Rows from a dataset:
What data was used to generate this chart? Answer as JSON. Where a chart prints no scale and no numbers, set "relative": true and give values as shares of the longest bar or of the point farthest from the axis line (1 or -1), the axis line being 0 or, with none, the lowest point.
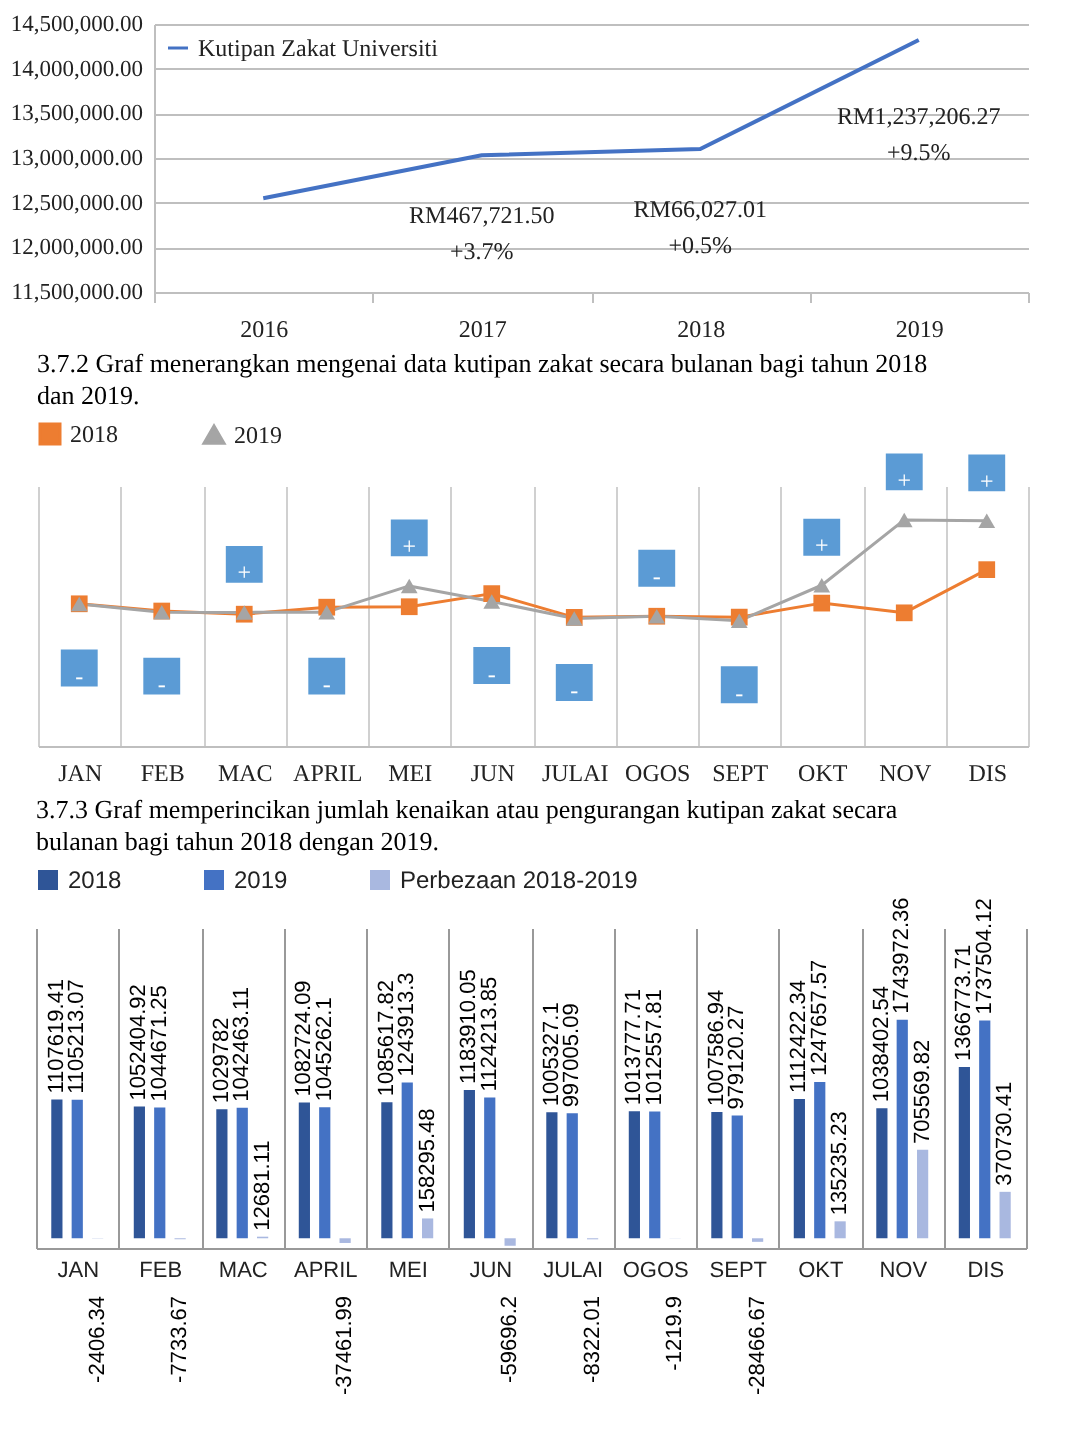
{
  "chart_data": [
    {
      "type": "line",
      "categories": [
        "2016",
        "2017",
        "2018",
        "2019"
      ],
      "series": [
        {
          "name": "Kutipan Zakat Universiti",
          "color": "#4472c4",
          "values": [
            12550000,
            13030000,
            13100000,
            14320000
          ]
        }
      ],
      "ylim": [
        11500000,
        14500000
      ],
      "yticks": [
        {
          "value": 11500000,
          "label": "11,500,000.00"
        },
        {
          "value": 12000000,
          "label": "12,000,000.00"
        },
        {
          "value": 12500000,
          "label": "12,500,000.00"
        },
        {
          "value": 13000000,
          "label": "13,000,000.00"
        },
        {
          "value": 13500000,
          "label": "13,500,000.00"
        },
        {
          "value": 14000000,
          "label": "14,000,000.00"
        },
        {
          "value": 14500000,
          "label": "14,500,000.00"
        }
      ],
      "grid": "y",
      "legend": "top left",
      "annotations": [
        "RM467,721.50",
        "+3.7%",
        "RM66,027.01",
        "+0.5%",
        "RM1,237,206.27",
        "+9.5%"
      ]
    },
    {
      "type": "line",
      "title": "3.7.2 Graf menerangkan mengenai data kutipan zakat secara bulanan bagi tahun 2018 dan 2019.",
      "categories": [
        "JAN",
        "FEB",
        "MAC",
        "APRIL",
        "MEI",
        "JUN",
        "JULAI",
        "OGOS",
        "SEPT",
        "OKT",
        "NOV",
        "DIS"
      ],
      "relative": true,
      "series": [
        {
          "name": "2018",
          "color": "#ed7d31",
          "marker": "square",
          "values": [
            0.629,
            0.597,
            0.583,
            0.614,
            0.616,
            0.674,
            0.569,
            0.574,
            0.57,
            0.632,
            0.589,
            0.78
          ]
        },
        {
          "name": "2019",
          "color": "#a5a5a5",
          "marker": "triangle",
          "values": [
            0.628,
            0.592,
            0.591,
            0.592,
            0.708,
            0.639,
            0.564,
            0.574,
            0.554,
            0.711,
            1,
            0.996
          ]
        }
      ],
      "grid": "x",
      "legend": "top",
      "annotations": [
        "-",
        "-",
        "+",
        "-",
        "+",
        "-",
        "-",
        "-",
        "-",
        "+",
        "+",
        "+"
      ]
    },
    {
      "type": "bar",
      "title": "3.7.3 Graf memperincikan jumlah kenaikan atau pengurangan kutipan zakat secara bulanan bagi tahun 2018 dengan 2019.",
      "categories": [
        "JAN",
        "FEB",
        "MAC",
        "APRIL",
        "MEI",
        "JUN",
        "JULAI",
        "OGOS",
        "SEPT",
        "OKT",
        "NOV",
        "DIS"
      ],
      "series": [
        {
          "name": "2018",
          "color": "#2f5597",
          "values": [
            1107619.41,
            1052404.92,
            1029782,
            1082724.09,
            1085617.82,
            1183910.05,
            1005327.1,
            1013777.71,
            1007586.94,
            1112422.34,
            1038402.54,
            1366773.71
          ]
        },
        {
          "name": "2019",
          "color": "#4472c4",
          "values": [
            1105213.07,
            1044671.25,
            1042463.11,
            1045262.1,
            1243913.3,
            1124213.85,
            997005.09,
            1012557.81,
            979120.27,
            1247657.57,
            1743972.36,
            1737504.12
          ]
        },
        {
          "name": "Perbezaan 2018-2019",
          "color": "#a9b8e0",
          "values": [
            -2406.34,
            -7733.67,
            12681.11,
            -37461.99,
            158295.48,
            -59696.2,
            -8322.01,
            -1219.9,
            -28466.67,
            135235.23,
            705569.82,
            370730.41
          ]
        }
      ],
      "data_labels": true,
      "grid": "x",
      "legend": "top",
      "tick_labels": "x"
    }
  ]
}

What is being asked:
Return the listing above unchanged, apart from dropping its pictures.

Exercise solution:
What data was used to generate this chart? Answer as JSON. Where a chart prints no scale and no numbers, set "relative": true and give values as shares of the longest bar or of the point farthest from the axis line (1 or -1), the axis line being 0 or, with none, the lowest point.
{
  "chart_data": [
    {
      "type": "line",
      "categories": [
        "2016",
        "2017",
        "2018",
        "2019"
      ],
      "series": [
        {
          "name": "Kutipan Zakat Universiti",
          "color": "#4472c4",
          "values": [
            12550000,
            13030000,
            13100000,
            14320000
          ]
        }
      ],
      "ylim": [
        11500000,
        14500000
      ],
      "yticks": [
        {
          "value": 11500000,
          "label": "11,500,000.00"
        },
        {
          "value": 12000000,
          "label": "12,000,000.00"
        },
        {
          "value": 12500000,
          "label": "12,500,000.00"
        },
        {
          "value": 13000000,
          "label": "13,000,000.00"
        },
        {
          "value": 13500000,
          "label": "13,500,000.00"
        },
        {
          "value": 14000000,
          "label": "14,000,000.00"
        },
        {
          "value": 14500000,
          "label": "14,500,000.00"
        }
      ],
      "grid": "y",
      "legend": "top left",
      "annotations": [
        "RM467,721.50",
        "+3.7%",
        "RM66,027.01",
        "+0.5%",
        "RM1,237,206.27",
        "+9.5%"
      ]
    },
    {
      "type": "line",
      "title": "3.7.2 Graf menerangkan mengenai data kutipan zakat secara bulanan bagi tahun 2018 dan 2019.",
      "categories": [
        "JAN",
        "FEB",
        "MAC",
        "APRIL",
        "MEI",
        "JUN",
        "JULAI",
        "OGOS",
        "SEPT",
        "OKT",
        "NOV",
        "DIS"
      ],
      "relative": true,
      "series": [
        {
          "name": "2018",
          "color": "#ed7d31",
          "marker": "square",
          "values": [
            0.629,
            0.597,
            0.583,
            0.614,
            0.616,
            0.674,
            0.569,
            0.574,
            0.57,
            0.632,
            0.589,
            0.78
          ]
        },
        {
          "name": "2019",
          "color": "#a5a5a5",
          "marker": "triangle",
          "values": [
            0.628,
            0.592,
            0.591,
            0.592,
            0.708,
            0.639,
            0.564,
            0.574,
            0.554,
            0.711,
            1,
            0.996
          ]
        }
      ],
      "grid": "x",
      "legend": "top",
      "annotations": [
        "-",
        "-",
        "+",
        "-",
        "+",
        "-",
        "-",
        "-",
        "-",
        "+",
        "+",
        "+"
      ]
    },
    {
      "type": "bar",
      "title": "3.7.3 Graf memperincikan jumlah kenaikan atau pengurangan kutipan zakat secara bulanan bagi tahun 2018 dengan 2019.",
      "categories": [
        "JAN",
        "FEB",
        "MAC",
        "APRIL",
        "MEI",
        "JUN",
        "JULAI",
        "OGOS",
        "SEPT",
        "OKT",
        "NOV",
        "DIS"
      ],
      "series": [
        {
          "name": "2018",
          "color": "#2f5597",
          "values": [
            1107619.41,
            1052404.92,
            1029782,
            1082724.09,
            1085617.82,
            1183910.05,
            1005327.1,
            1013777.71,
            1007586.94,
            1112422.34,
            1038402.54,
            1366773.71
          ]
        },
        {
          "name": "2019",
          "color": "#4472c4",
          "values": [
            1105213.07,
            1044671.25,
            1042463.11,
            1045262.1,
            1243913.3,
            1124213.85,
            997005.09,
            1012557.81,
            979120.27,
            1247657.57,
            1743972.36,
            1737504.12
          ]
        },
        {
          "name": "Perbezaan 2018-2019",
          "color": "#a9b8e0",
          "values": [
            -2406.34,
            -7733.67,
            12681.11,
            -37461.99,
            158295.48,
            -59696.2,
            -8322.01,
            -1219.9,
            -28466.67,
            135235.23,
            705569.82,
            370730.41
          ]
        }
      ],
      "data_labels": true,
      "grid": "x",
      "legend": "top",
      "tick_labels": "x"
    }
  ]
}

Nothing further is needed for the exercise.